(Saved entries)
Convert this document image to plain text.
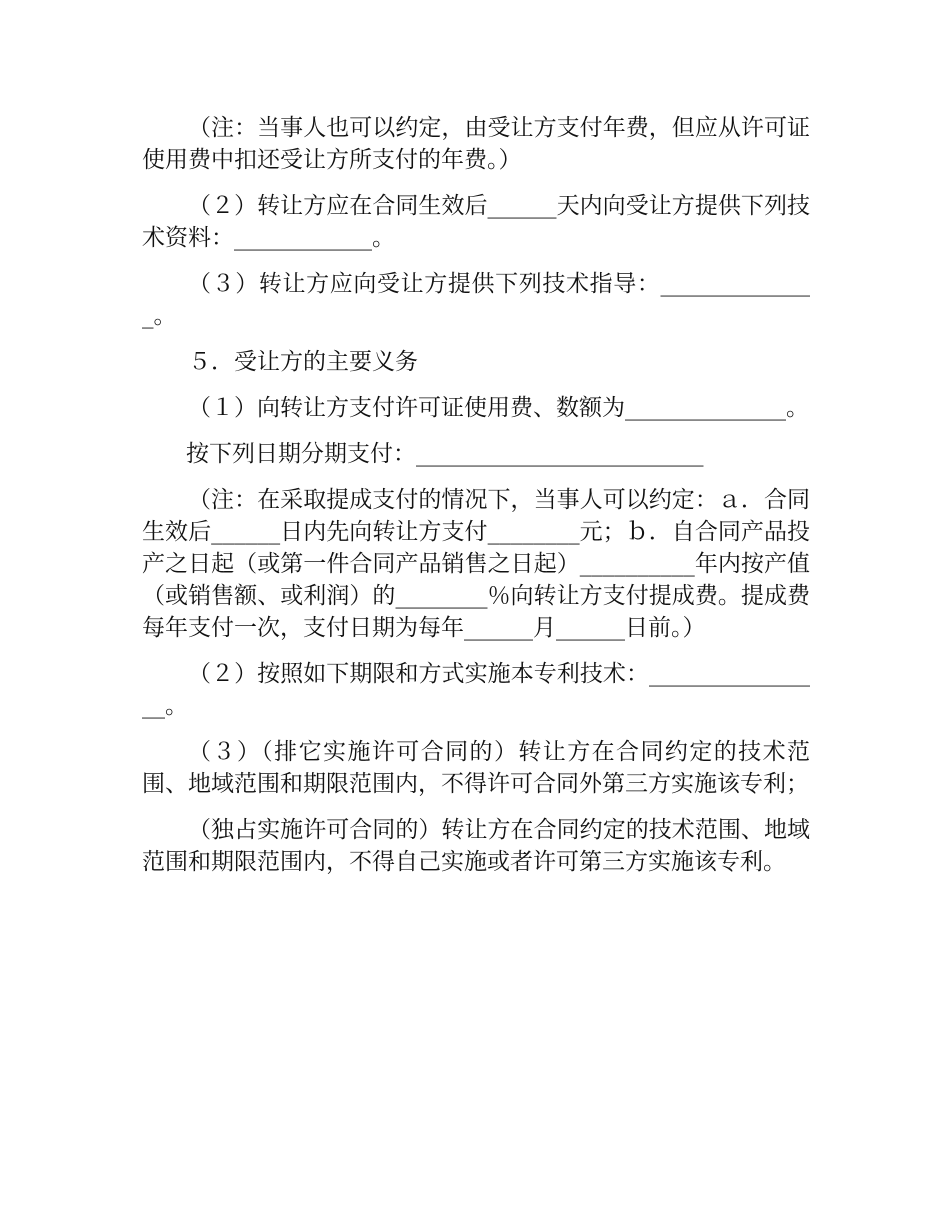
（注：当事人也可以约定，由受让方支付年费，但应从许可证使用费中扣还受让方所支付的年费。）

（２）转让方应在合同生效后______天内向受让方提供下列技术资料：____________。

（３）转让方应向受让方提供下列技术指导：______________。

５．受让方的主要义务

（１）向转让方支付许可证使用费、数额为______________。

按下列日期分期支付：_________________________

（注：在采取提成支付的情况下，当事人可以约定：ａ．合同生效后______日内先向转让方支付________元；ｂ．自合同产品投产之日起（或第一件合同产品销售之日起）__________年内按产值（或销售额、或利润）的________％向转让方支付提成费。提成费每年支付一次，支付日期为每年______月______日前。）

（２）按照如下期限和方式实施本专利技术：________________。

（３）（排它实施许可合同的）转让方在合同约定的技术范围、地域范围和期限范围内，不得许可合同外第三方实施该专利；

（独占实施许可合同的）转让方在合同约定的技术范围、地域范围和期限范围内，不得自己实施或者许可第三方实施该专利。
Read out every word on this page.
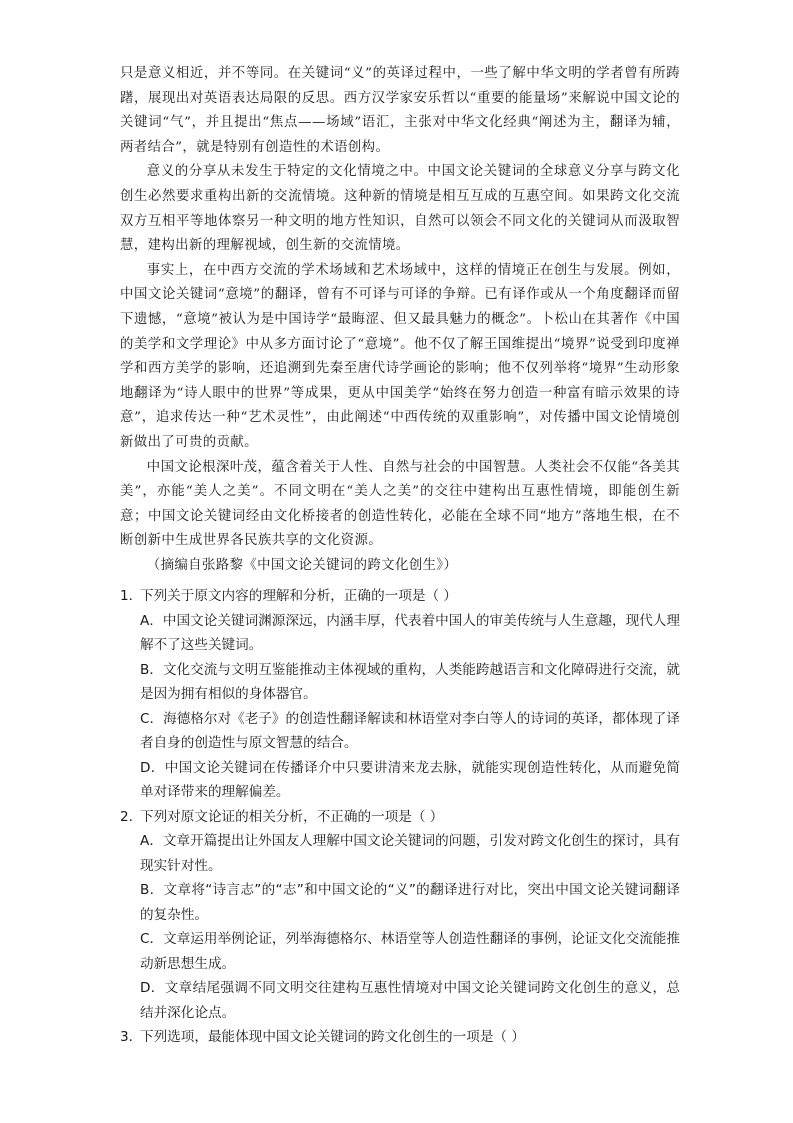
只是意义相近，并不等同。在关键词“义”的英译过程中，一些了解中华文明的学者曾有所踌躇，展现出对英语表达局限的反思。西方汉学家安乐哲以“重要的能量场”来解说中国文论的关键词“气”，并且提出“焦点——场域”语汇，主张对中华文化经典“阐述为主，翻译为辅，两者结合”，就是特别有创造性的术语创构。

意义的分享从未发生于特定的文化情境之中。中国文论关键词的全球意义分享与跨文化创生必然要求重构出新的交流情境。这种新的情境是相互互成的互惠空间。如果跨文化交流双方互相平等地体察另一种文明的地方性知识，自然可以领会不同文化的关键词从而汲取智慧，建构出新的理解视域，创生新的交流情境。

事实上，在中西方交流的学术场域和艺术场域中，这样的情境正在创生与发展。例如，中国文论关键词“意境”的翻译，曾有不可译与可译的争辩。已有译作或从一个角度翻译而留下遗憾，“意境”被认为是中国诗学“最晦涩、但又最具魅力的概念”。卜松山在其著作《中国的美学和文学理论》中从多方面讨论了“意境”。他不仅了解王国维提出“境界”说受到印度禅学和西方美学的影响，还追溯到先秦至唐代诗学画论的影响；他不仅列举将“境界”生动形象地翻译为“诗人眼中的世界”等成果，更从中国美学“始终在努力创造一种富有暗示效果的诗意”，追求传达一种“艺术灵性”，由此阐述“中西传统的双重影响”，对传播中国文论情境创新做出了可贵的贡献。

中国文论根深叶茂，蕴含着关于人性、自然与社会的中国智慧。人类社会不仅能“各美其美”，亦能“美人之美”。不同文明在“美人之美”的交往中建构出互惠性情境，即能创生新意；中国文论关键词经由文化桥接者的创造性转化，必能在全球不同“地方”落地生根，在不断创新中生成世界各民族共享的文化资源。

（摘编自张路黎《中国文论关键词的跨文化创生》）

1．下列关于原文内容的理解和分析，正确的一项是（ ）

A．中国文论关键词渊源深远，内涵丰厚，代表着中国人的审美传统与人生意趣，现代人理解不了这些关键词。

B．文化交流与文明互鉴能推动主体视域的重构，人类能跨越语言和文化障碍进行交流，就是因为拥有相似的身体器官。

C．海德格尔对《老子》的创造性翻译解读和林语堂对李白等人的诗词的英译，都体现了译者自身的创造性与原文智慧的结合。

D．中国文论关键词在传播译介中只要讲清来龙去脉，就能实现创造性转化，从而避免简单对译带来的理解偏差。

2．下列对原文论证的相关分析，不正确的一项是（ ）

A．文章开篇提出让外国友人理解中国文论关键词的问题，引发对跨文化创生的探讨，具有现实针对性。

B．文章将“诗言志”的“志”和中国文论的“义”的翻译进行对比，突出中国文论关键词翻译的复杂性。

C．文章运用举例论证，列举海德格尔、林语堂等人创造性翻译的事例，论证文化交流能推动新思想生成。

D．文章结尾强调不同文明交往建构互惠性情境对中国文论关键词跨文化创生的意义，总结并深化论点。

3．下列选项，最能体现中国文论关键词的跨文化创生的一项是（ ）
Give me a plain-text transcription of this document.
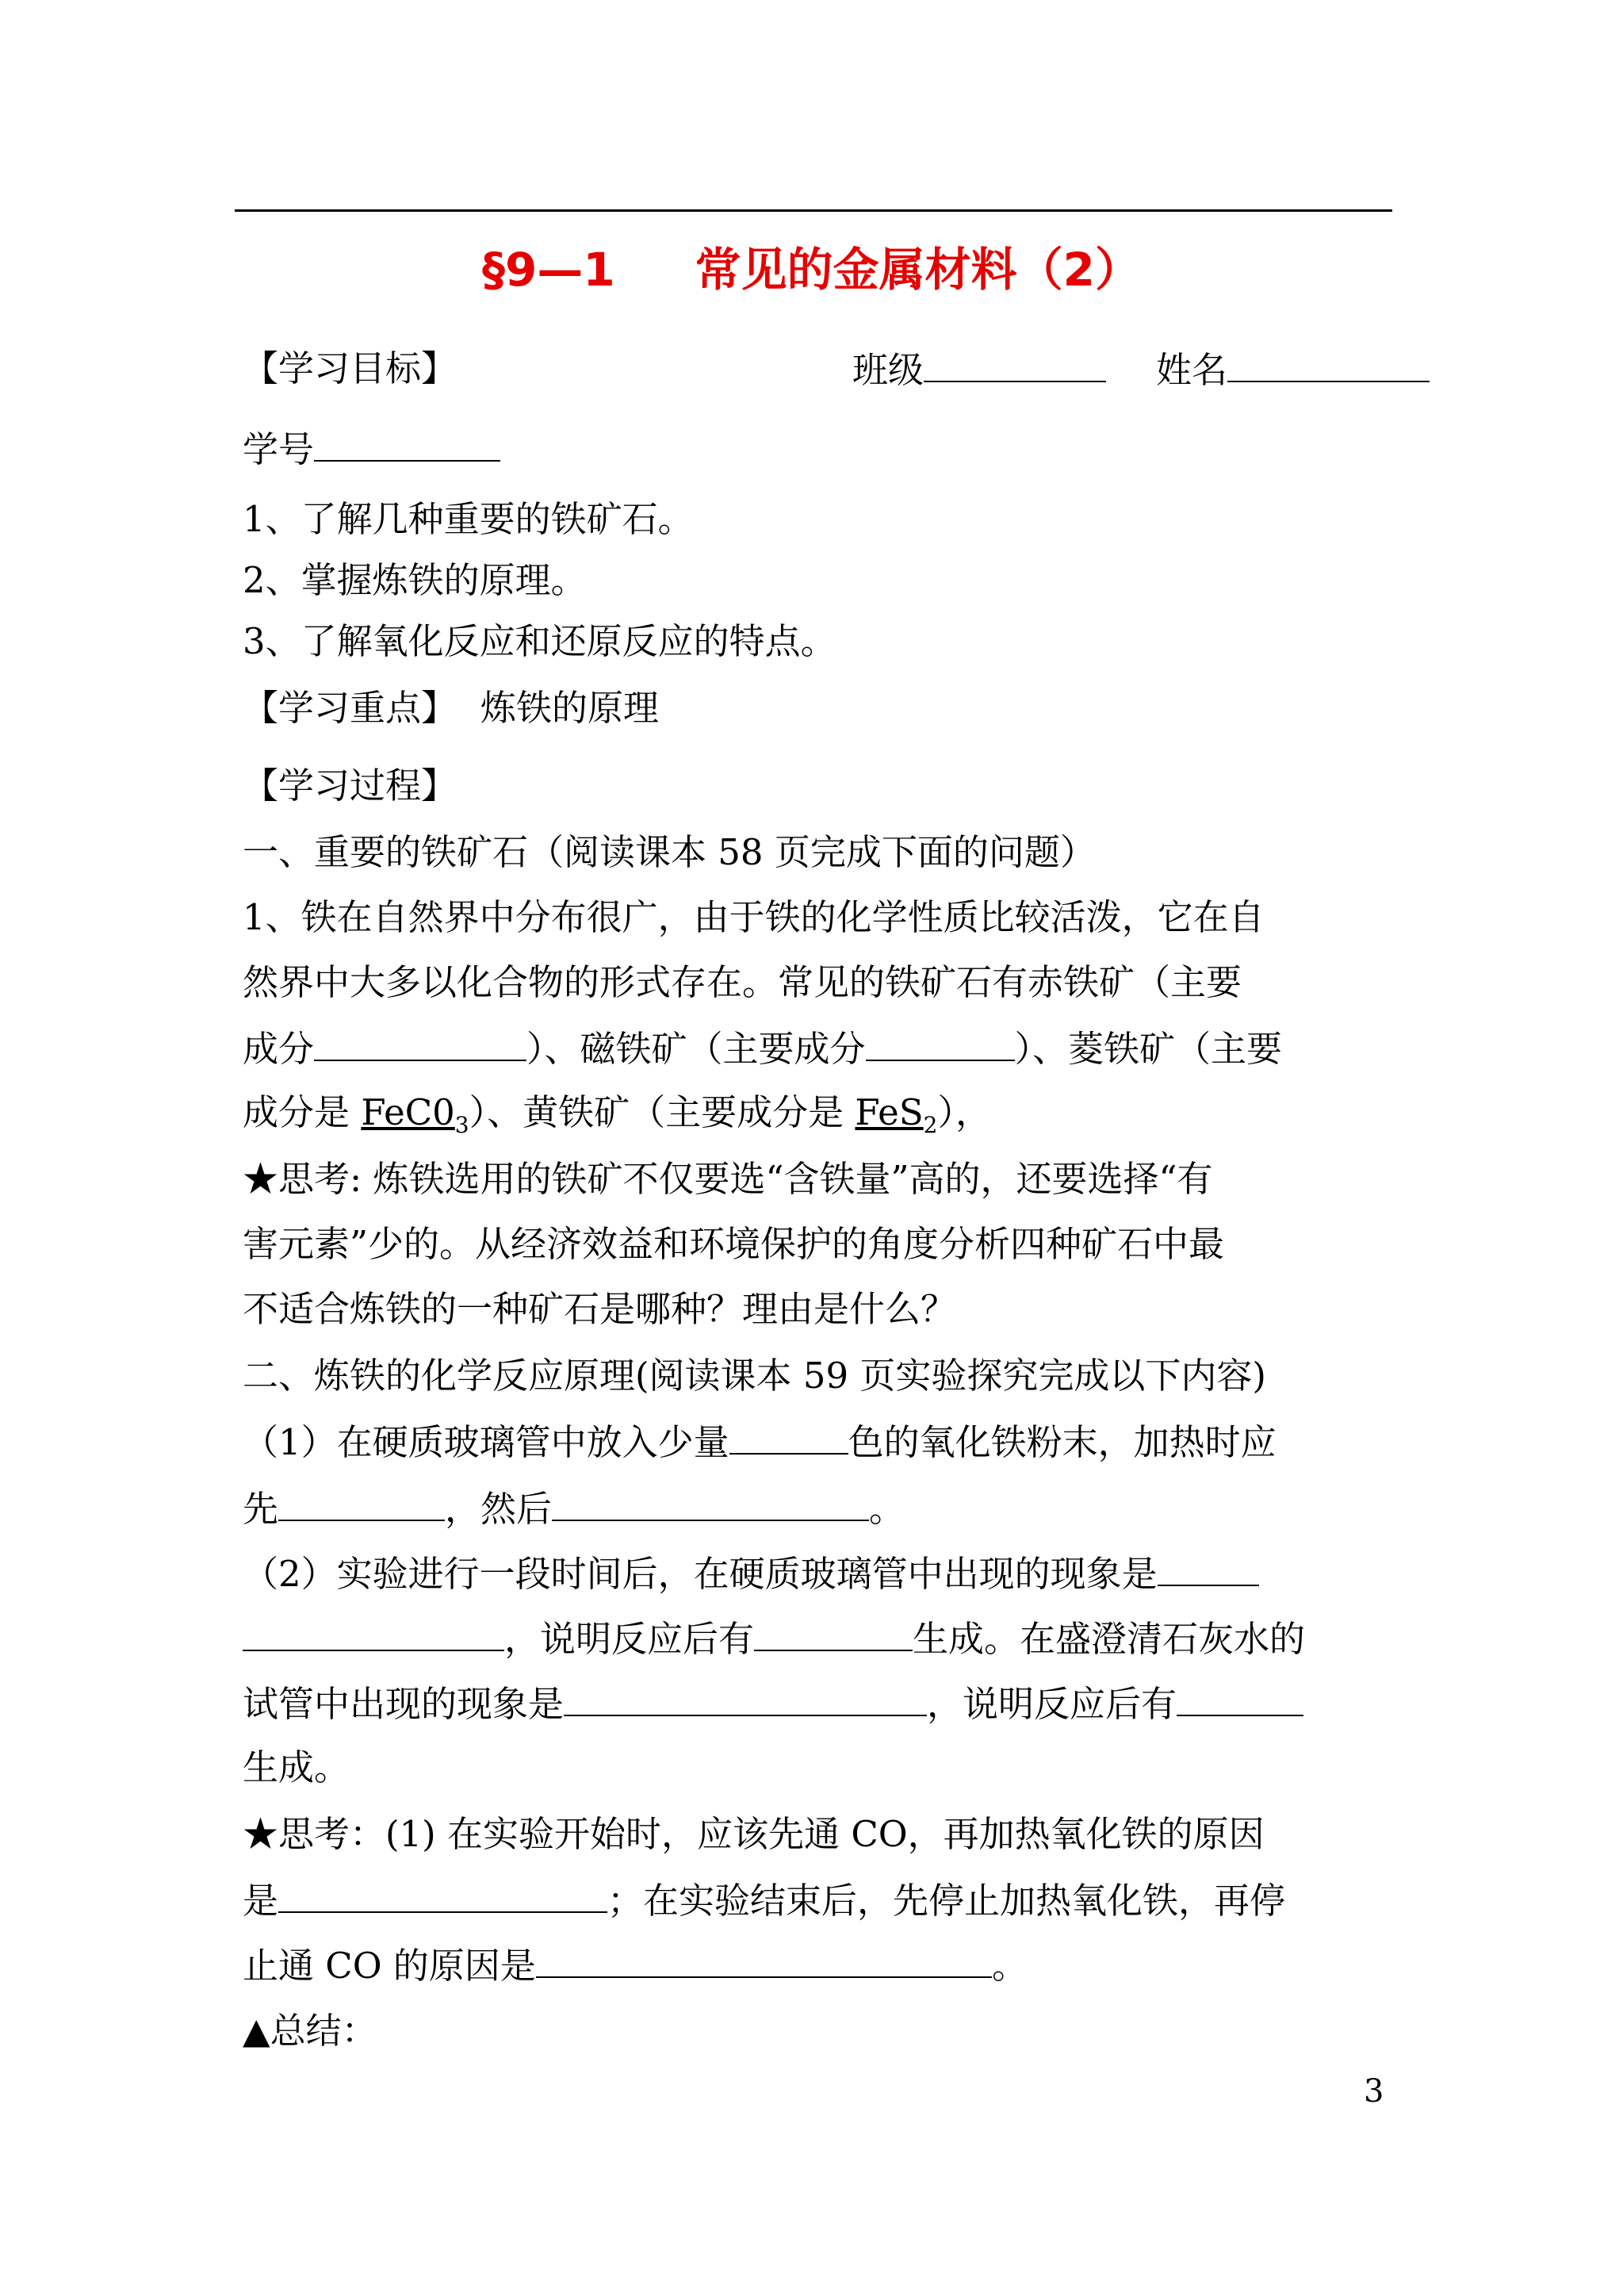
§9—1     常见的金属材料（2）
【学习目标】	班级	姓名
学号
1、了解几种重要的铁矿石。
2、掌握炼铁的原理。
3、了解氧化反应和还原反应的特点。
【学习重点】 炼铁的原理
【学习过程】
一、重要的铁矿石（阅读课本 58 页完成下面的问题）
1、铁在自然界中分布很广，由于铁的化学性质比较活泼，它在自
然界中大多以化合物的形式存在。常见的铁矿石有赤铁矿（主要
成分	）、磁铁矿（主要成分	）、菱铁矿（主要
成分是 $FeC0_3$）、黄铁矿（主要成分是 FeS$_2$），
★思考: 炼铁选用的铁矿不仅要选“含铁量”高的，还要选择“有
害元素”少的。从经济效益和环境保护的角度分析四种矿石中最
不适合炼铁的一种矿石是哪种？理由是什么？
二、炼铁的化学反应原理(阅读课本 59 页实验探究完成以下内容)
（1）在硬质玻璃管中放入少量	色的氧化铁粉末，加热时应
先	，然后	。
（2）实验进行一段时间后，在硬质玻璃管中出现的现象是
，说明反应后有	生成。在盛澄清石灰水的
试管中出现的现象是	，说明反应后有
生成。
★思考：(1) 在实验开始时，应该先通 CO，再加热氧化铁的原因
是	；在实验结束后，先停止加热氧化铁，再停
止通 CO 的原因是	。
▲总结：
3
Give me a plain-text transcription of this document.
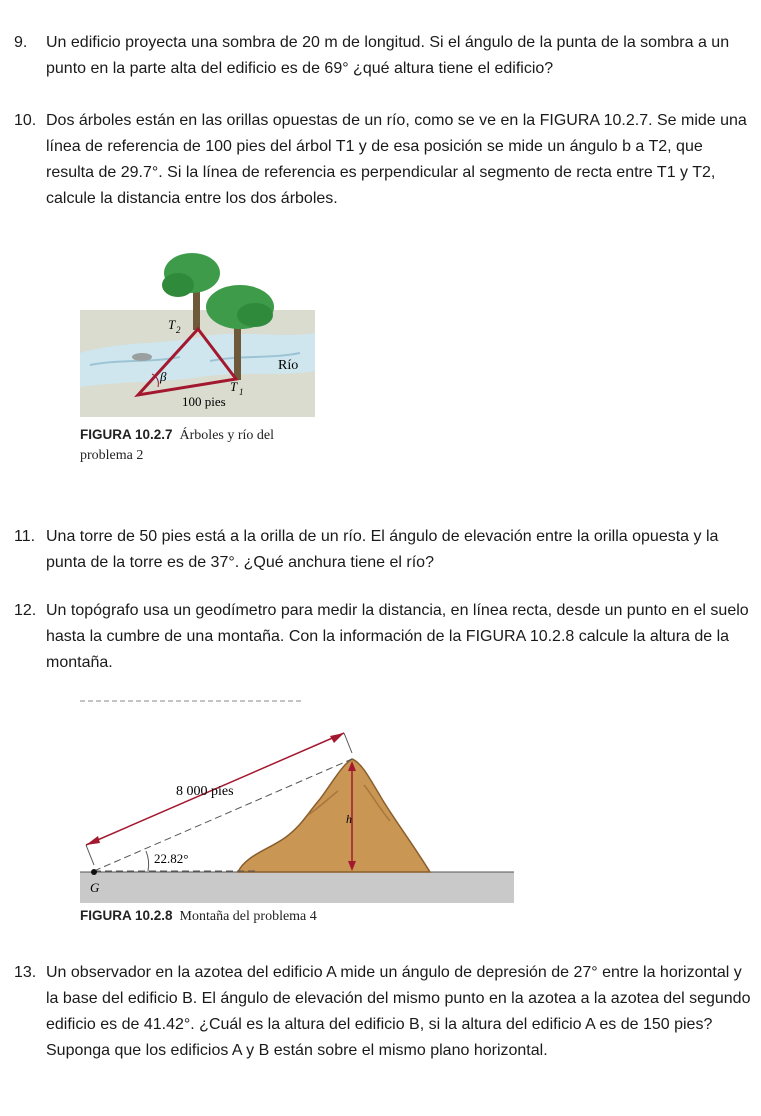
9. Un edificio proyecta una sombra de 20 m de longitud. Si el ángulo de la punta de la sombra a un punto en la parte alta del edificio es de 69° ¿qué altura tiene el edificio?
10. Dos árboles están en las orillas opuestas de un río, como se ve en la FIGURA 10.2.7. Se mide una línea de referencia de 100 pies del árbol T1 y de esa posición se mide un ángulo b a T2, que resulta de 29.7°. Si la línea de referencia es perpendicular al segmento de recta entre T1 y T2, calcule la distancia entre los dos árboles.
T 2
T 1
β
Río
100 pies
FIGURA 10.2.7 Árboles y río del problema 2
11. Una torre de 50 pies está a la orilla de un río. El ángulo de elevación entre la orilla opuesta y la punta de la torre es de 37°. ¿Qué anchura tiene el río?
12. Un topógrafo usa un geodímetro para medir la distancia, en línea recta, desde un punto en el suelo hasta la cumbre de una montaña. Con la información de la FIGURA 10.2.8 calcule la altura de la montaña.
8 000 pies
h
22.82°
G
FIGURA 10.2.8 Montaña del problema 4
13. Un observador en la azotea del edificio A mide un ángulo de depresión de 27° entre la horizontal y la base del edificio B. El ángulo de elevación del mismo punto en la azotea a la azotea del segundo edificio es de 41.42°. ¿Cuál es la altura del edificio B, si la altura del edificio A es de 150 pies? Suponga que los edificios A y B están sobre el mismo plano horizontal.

Your instructions:
In the entries above, identify every line with the string "转让方在合同约定的技术范围".

Answer to this exercise:
（３）（排它实施许可合同的）转让方在合同约定的技术范围、地域范围和期限范围内，不得许可合同外第三方实施该专利；
（独占实施许可合同的）转让方在合同约定的技术范围、地域范围和期限范围内，不得自己实施或者许可第三方实施该专利。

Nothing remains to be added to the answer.